BRIEF » Exactly repeat the full listing that follows.

DATA SUPPLIED »

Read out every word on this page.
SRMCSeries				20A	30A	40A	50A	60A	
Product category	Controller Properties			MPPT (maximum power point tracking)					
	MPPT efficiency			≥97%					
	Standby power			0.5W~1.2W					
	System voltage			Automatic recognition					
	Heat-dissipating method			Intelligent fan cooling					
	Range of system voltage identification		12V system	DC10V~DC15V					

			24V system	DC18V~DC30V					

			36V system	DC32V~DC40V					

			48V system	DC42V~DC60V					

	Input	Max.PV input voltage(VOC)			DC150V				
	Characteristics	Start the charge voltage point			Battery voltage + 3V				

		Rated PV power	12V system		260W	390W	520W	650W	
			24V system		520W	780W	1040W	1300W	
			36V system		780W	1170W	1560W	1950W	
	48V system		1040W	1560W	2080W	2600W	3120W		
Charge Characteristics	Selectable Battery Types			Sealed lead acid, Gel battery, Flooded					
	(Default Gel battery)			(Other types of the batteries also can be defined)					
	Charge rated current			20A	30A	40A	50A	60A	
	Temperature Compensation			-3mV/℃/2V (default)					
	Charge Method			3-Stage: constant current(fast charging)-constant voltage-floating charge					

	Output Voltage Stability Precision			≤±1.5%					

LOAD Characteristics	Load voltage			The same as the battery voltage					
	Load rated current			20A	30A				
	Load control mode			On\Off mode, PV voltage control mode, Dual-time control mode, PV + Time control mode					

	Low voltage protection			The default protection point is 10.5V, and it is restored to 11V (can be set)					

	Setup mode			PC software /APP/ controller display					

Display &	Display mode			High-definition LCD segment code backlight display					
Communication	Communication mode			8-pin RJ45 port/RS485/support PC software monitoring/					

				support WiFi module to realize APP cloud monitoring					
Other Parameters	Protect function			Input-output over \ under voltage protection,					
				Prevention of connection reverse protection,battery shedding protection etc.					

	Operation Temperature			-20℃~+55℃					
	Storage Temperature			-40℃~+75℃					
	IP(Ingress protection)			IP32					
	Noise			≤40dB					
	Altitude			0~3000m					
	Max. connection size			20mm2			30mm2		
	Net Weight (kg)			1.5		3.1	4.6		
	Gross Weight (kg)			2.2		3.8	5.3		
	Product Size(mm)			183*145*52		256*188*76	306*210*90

SOLUTION BELOW »
Read out every word on this page.
SRMCSeries				20A	30A	40A	50A	60A	
Product category	Controller Properties			MPPT (maximum power point tracking)					
	MPPT efficiency			≥97%					
	Standby power			0.5W~1.2W					
	System voltage			Automatic recognition					
	Heat-dissipating method			Intelligent fan cooling					
	Range of system voltage identification		12V system	DC10V~DC15V					

			24V system	DC18V~DC30V					

			36V system	DC32V~DC40V					

			48V system	DC42V~DC60V					

	Input	Max.PV input voltage(VOC)			DC150V				
	Characteristics	Start the charge voltage point			Battery voltage + 3V				

		Rated PV power	12V system		260W	390W	520W	650W	
			24V system		520W	780W	1040W	1300W	
			36V system		780W	1170W	1560W	1950W	
	48V system		1040W	1560W	2080W	2600W	3120W		
Charge Characteristics	Selectable Battery Types			Sealed lead acid, Gel battery, Flooded					
	(Default Gel battery)			(Other types of the batteries also can be defined)					
	Charge rated current			20A	30A	40A	50A	60A	
	Temperature Compensation			-3mV/℃/2V (default)					
	Charge Method			3-Stage: constant current(fast charging)-constant voltage-floating charge					

	Output Voltage Stability Precision			≤±1.5%					

LOAD Characteristics	Load voltage			The same as the battery voltage					
	Load rated current			20A	30A				
	Load control mode			On\Off mode, PV voltage control mode, Dual-time control mode, PV + Time control mode					

	Low voltage protection			The default protection point is 10.5V, and it is restored to 11V (can be set)					

	Setup mode			PC software /APP/ controller display					

Display &	Display mode			High-definition LCD segment code backlight display					
Communication	Communication mode			8-pin RJ45 port/RS485/support PC software monitoring/					

				support WiFi module to realize APP cloud monitoring					
Other Parameters	Protect function			Input-output over \ under voltage protection,					
				Prevention of connection reverse protection,battery shedding protection etc.					

	Operation Temperature			-20℃~+55℃					
	Storage Temperature			-40℃~+75℃					
	IP(Ingress protection)			IP32					
	Noise			≤40dB					
	Altitude			0~3000m					
	Max. connection size			20mm2			30mm2		
	Net Weight (kg)			1.5		3.1	4.6		
	Gross Weight (kg)			2.2		3.8	5.3		
	Product Size(mm)			183*145*52		256*188*76	306*210*90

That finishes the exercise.